Do this: Extract all of the entries and give them again, word for word.

## Begin

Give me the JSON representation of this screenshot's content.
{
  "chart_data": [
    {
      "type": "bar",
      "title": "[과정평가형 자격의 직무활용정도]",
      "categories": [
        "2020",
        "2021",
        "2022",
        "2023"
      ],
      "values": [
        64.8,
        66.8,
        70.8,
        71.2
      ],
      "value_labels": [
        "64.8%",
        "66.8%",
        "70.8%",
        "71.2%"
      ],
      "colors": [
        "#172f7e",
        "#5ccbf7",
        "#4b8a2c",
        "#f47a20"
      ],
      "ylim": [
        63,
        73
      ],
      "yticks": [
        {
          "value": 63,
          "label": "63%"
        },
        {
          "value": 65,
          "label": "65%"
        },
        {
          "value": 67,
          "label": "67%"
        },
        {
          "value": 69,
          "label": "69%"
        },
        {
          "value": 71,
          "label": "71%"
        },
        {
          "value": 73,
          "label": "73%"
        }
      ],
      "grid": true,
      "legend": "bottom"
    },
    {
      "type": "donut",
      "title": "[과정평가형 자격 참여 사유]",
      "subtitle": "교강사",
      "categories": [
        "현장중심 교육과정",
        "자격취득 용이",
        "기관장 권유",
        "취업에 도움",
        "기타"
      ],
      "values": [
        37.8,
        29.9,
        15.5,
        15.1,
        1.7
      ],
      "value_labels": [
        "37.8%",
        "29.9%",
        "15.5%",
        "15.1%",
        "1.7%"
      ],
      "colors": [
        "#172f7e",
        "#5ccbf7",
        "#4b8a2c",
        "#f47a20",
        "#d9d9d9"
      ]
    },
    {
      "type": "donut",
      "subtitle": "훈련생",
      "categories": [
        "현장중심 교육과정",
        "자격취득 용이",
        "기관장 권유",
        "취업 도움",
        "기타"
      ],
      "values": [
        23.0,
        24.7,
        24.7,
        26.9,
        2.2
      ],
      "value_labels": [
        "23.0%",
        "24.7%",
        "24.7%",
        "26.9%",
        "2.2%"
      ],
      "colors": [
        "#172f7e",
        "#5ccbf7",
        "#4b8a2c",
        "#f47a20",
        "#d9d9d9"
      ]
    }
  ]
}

## End

Answer to the task:
Give me the JSON representation of this screenshot's content.
{
  "chart_data": [
    {
      "type": "bar",
      "title": "[과정평가형 자격의 직무활용정도]",
      "categories": [
        "2020",
        "2021",
        "2022",
        "2023"
      ],
      "values": [
        64.8,
        66.8,
        70.8,
        71.2
      ],
      "value_labels": [
        "64.8%",
        "66.8%",
        "70.8%",
        "71.2%"
      ],
      "colors": [
        "#172f7e",
        "#5ccbf7",
        "#4b8a2c",
        "#f47a20"
      ],
      "ylim": [
        63,
        73
      ],
      "yticks": [
        {
          "value": 63,
          "label": "63%"
        },
        {
          "value": 65,
          "label": "65%"
        },
        {
          "value": 67,
          "label": "67%"
        },
        {
          "value": 69,
          "label": "69%"
        },
        {
          "value": 71,
          "label": "71%"
        },
        {
          "value": 73,
          "label": "73%"
        }
      ],
      "grid": true,
      "legend": "bottom"
    },
    {
      "type": "donut",
      "title": "[과정평가형 자격 참여 사유]",
      "subtitle": "교강사",
      "categories": [
        "현장중심 교육과정",
        "자격취득 용이",
        "기관장 권유",
        "취업에 도움",
        "기타"
      ],
      "values": [
        37.8,
        29.9,
        15.5,
        15.1,
        1.7
      ],
      "value_labels": [
        "37.8%",
        "29.9%",
        "15.5%",
        "15.1%",
        "1.7%"
      ],
      "colors": [
        "#172f7e",
        "#5ccbf7",
        "#4b8a2c",
        "#f47a20",
        "#d9d9d9"
      ]
    },
    {
      "type": "donut",
      "subtitle": "훈련생",
      "categories": [
        "현장중심 교육과정",
        "자격취득 용이",
        "기관장 권유",
        "취업 도움",
        "기타"
      ],
      "values": [
        23.0,
        24.7,
        24.7,
        26.9,
        2.2
      ],
      "value_labels": [
        "23.0%",
        "24.7%",
        "24.7%",
        "26.9%",
        "2.2%"
      ],
      "colors": [
        "#172f7e",
        "#5ccbf7",
        "#4b8a2c",
        "#f47a20",
        "#d9d9d9"
      ]
    }
  ]
}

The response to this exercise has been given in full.